TASK INSTRUCTIONS:
Copy out each line featuring the string "color" from the entries beneath.

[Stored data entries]
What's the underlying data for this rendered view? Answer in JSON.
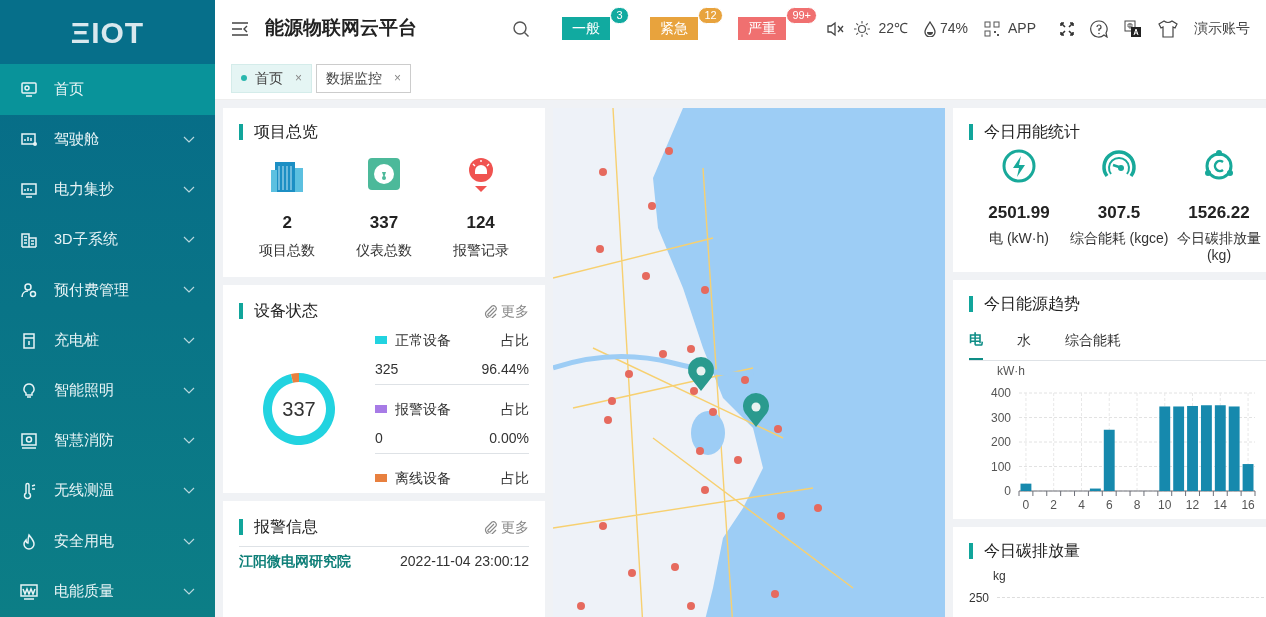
{
  "logo": {
    "text": "ΞIOT"
  },
  "sidebar": {
    "items": [
      {
        "label": "首页",
        "selected": true,
        "has_children": false
      },
      {
        "label": "驾驶舱",
        "selected": false,
        "has_children": true
      },
      {
        "label": "电力集抄",
        "selected": false,
        "has_children": true
      },
      {
        "label": "3D子系统",
        "selected": false,
        "has_children": true
      },
      {
        "label": "预付费管理",
        "selected": false,
        "has_children": true
      },
      {
        "label": "充电桩",
        "selected": false,
        "has_children": true
      },
      {
        "label": "智能照明",
        "selected": false,
        "has_children": true
      },
      {
        "label": "智慧消防",
        "selected": false,
        "has_children": true
      },
      {
        "label": "无线测温",
        "selected": false,
        "has_children": true
      },
      {
        "label": "安全用电",
        "selected": false,
        "has_children": true
      },
      {
        "label": "电能质量",
        "selected": false,
        "has_children": true
      }
    ]
  },
  "header": {
    "title": "能源物联网云平台",
    "alarms": [
      {
        "label": "一般",
        "count": "3",
        "color": "#11aaa0"
      },
      {
        "label": "紧急",
        "count": "12",
        "color": "#e8a33d"
      },
      {
        "label": "严重",
        "count": "99+",
        "color": "#f07070"
      }
    ],
    "muted": true,
    "temperature": "22℃",
    "humidity": "74%",
    "app": "APP",
    "account": "演示账号"
  },
  "tabs": [
    {
      "label": "首页",
      "selected": true,
      "close": "×"
    },
    {
      "label": "数据监控",
      "selected": false,
      "close": "×"
    }
  ],
  "overview": {
    "title": "项目总览",
    "items": [
      {
        "kind": "building",
        "value": "2",
        "label": "项目总数"
      },
      {
        "kind": "meter",
        "value": "337",
        "label": "仪表总数"
      },
      {
        "kind": "alarm",
        "value": "124",
        "label": "报警记录"
      }
    ]
  },
  "device_status": {
    "title": "设备状态",
    "more": "更多",
    "total": "337",
    "chart_data": {
      "type": "donut",
      "categories": [
        "正常设备",
        "报警设备",
        "离线设备"
      ],
      "values": [
        96.44,
        0,
        3.56
      ]
    },
    "items": [
      {
        "ratio_label": "占比",
        "count": "325",
        "percent": "96.44%",
        "color": "#22d3e0"
      },
      {
        "ratio_label": "占比",
        "count": "0",
        "percent": "0.00%",
        "color": "#a77be6"
      },
      {
        "ratio_label": "占比",
        "color": "#e8803f"
      }
    ]
  },
  "alarm_info": {
    "title": "报警信息",
    "more": "更多",
    "rows": [
      {
        "name": "江阳微电网研究院",
        "time": "2022-11-04 23:00:12"
      }
    ]
  },
  "energy_stats": {
    "title": "今日用能统计",
    "items": [
      {
        "kind": "electric",
        "value": "2501.99",
        "label": "电 (kW·h)"
      },
      {
        "kind": "gauge",
        "value": "307.5",
        "label": "综合能耗 (kgce)"
      },
      {
        "kind": "carbon",
        "value": "1526.22",
        "label": "今日碳排放量 (kg)"
      }
    ]
  },
  "energy_trend": {
    "title": "今日能源趋势",
    "tabs": [
      {
        "label": "电",
        "selected": true
      },
      {
        "label": "水",
        "selected": false
      },
      {
        "label": "综合能耗",
        "selected": false
      }
    ],
    "chart_data": {
      "type": "bar",
      "ylabel": "kW·h",
      "x": [
        0,
        1,
        2,
        3,
        4,
        5,
        6,
        7,
        8,
        9,
        10,
        11,
        12,
        13,
        14,
        15,
        16
      ],
      "series": [
        {
          "color": "#1689ad",
          "values": [
            30,
            0,
            0,
            0,
            0,
            10,
            250,
            0,
            0,
            0,
            345,
            345,
            347,
            350,
            350,
            345,
            110
          ]
        }
      ],
      "xlim": [
        -0.5,
        16.5
      ],
      "ylim": [
        0,
        400
      ],
      "grid": true,
      "yticks": [
        0,
        100,
        200,
        300,
        400
      ],
      "xticks": [
        0,
        2,
        4,
        6,
        8,
        10,
        12,
        14,
        16
      ]
    }
  },
  "carbon": {
    "title": "今日碳排放量",
    "unit": "kg",
    "ytick": "250"
  }
}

TASK OUTPUT:
        "color": "#11aaa0"
        "color": "#e8a33d"
        "color": "#f07070"
        "color": "#22d3e0"
        "color": "#a77be6"
        "color": "#e8803f"
          "color": "#1689ad",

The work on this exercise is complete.